To do: Pick out each line containing the string "screenshot" and copy it.

(Dataset rows about figures)
##########

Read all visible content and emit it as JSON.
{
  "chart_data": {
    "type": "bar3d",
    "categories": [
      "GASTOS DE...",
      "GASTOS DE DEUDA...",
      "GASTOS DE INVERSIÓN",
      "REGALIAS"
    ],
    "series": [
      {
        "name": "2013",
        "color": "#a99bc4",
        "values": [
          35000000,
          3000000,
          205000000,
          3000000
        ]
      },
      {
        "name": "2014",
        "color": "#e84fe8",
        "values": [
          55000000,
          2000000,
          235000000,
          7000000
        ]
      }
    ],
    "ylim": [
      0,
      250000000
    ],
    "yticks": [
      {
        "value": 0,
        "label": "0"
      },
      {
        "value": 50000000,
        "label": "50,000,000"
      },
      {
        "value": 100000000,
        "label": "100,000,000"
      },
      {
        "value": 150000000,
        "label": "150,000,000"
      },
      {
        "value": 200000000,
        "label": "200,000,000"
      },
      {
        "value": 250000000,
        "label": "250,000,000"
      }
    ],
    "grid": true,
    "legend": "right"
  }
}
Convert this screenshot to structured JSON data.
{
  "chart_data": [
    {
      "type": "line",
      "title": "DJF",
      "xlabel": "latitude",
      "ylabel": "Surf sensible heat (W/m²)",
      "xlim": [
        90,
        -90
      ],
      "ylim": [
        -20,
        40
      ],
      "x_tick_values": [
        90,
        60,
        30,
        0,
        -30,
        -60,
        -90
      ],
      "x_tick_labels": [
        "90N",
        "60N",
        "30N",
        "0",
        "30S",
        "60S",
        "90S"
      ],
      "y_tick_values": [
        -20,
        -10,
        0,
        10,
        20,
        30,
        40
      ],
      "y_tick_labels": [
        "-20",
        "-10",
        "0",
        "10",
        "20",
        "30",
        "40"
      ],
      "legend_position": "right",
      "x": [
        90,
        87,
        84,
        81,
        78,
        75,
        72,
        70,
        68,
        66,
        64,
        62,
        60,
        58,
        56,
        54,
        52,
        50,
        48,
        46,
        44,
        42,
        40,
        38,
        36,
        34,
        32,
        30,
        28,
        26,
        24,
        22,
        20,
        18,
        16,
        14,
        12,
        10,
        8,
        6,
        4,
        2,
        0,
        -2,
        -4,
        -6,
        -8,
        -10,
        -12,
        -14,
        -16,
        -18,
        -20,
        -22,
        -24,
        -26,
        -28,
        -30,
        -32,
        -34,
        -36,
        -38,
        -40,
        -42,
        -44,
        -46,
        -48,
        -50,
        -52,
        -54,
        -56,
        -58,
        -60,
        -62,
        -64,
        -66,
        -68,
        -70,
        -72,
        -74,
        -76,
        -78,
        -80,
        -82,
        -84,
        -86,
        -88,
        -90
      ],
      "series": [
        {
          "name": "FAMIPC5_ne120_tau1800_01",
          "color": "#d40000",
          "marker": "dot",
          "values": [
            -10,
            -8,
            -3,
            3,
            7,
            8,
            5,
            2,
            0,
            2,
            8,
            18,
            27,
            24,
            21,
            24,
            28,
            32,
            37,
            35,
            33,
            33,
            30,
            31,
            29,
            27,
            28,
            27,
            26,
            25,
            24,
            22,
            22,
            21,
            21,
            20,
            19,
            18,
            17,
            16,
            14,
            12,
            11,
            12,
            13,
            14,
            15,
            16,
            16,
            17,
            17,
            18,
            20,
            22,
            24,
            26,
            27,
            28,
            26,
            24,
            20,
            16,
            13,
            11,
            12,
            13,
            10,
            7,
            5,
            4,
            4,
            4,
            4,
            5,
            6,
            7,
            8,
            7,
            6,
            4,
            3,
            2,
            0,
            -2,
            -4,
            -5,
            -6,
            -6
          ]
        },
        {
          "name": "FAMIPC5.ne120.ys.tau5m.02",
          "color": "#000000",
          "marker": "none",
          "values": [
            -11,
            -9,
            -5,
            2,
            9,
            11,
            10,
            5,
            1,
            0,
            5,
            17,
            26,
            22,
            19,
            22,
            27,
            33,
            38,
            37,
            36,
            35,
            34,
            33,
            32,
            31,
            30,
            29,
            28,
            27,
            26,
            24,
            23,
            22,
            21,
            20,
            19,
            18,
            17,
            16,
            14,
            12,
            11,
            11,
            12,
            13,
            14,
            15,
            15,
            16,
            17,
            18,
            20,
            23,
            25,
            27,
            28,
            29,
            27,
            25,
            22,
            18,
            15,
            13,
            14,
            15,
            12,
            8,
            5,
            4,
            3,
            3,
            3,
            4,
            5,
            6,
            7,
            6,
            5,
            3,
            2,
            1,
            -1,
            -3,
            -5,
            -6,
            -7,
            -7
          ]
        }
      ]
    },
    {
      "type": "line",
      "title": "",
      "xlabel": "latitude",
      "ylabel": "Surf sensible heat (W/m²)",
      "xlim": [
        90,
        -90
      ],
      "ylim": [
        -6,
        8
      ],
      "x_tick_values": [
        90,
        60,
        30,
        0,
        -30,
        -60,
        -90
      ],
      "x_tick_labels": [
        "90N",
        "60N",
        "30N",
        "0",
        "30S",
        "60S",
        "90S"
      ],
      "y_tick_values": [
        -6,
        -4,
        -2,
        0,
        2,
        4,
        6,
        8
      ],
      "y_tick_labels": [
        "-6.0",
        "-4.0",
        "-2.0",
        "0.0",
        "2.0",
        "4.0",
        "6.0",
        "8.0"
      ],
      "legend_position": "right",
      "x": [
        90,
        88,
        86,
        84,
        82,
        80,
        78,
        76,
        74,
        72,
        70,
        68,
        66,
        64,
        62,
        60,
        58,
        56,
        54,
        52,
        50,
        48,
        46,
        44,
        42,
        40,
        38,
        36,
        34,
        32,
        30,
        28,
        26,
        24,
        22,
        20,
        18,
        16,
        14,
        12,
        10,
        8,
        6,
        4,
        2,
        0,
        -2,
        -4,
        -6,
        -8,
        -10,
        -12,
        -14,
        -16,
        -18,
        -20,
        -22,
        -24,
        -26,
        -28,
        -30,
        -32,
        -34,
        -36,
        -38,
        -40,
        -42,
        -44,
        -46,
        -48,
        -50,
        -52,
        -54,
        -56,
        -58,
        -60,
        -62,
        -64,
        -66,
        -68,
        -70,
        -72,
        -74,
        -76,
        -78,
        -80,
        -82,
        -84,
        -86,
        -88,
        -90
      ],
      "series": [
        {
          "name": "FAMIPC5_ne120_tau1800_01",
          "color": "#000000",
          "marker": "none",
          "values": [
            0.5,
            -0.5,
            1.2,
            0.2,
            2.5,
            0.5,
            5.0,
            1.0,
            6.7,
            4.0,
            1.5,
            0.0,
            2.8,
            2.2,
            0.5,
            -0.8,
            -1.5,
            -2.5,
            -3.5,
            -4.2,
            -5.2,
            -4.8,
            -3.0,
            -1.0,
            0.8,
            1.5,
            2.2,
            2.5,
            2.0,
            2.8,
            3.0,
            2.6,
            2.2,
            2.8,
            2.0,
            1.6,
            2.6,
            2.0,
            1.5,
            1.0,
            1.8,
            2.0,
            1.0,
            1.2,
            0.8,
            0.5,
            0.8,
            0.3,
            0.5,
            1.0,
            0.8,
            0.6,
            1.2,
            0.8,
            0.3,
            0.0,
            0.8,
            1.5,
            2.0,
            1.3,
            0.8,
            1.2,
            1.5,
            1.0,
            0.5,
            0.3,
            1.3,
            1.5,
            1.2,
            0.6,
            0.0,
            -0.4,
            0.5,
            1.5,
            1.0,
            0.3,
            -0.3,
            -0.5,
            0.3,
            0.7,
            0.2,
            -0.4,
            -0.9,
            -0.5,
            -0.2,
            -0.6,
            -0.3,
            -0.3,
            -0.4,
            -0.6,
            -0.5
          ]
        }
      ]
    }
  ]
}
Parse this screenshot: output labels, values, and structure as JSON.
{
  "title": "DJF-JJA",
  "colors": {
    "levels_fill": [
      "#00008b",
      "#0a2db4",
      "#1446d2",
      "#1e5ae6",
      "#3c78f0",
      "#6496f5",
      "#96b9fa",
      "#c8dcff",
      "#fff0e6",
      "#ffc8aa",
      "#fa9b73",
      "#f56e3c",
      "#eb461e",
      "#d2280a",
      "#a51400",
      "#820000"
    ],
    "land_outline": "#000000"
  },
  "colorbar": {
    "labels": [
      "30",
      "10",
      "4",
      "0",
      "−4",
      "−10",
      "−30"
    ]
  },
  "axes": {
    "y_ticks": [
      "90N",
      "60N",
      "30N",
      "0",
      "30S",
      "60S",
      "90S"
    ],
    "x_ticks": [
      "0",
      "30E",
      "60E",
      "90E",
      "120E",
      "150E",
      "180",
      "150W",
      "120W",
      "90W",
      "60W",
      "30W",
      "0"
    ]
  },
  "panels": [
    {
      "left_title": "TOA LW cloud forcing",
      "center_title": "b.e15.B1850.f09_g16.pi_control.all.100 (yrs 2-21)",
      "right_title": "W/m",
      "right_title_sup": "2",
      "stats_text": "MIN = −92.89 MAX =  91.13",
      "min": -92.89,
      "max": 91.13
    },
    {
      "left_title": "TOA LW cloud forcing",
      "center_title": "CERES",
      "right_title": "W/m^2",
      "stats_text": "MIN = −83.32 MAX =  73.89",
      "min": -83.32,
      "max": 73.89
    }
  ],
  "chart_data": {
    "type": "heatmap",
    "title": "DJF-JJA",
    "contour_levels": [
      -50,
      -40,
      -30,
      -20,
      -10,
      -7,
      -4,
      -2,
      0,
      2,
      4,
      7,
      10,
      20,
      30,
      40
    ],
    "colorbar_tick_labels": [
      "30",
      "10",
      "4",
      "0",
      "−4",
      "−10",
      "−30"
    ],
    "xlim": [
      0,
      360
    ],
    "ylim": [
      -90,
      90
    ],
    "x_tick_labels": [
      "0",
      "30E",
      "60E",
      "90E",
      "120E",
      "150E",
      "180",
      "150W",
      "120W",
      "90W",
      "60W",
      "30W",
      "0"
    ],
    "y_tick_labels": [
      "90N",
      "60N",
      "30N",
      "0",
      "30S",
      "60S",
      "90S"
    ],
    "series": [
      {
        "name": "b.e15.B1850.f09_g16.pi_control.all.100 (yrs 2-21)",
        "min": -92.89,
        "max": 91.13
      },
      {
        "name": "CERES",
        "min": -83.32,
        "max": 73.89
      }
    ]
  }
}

##########

Written response:
Convert this screenshot to structured JSON data.
Parse this screenshot: output labels, values, and structure as JSON.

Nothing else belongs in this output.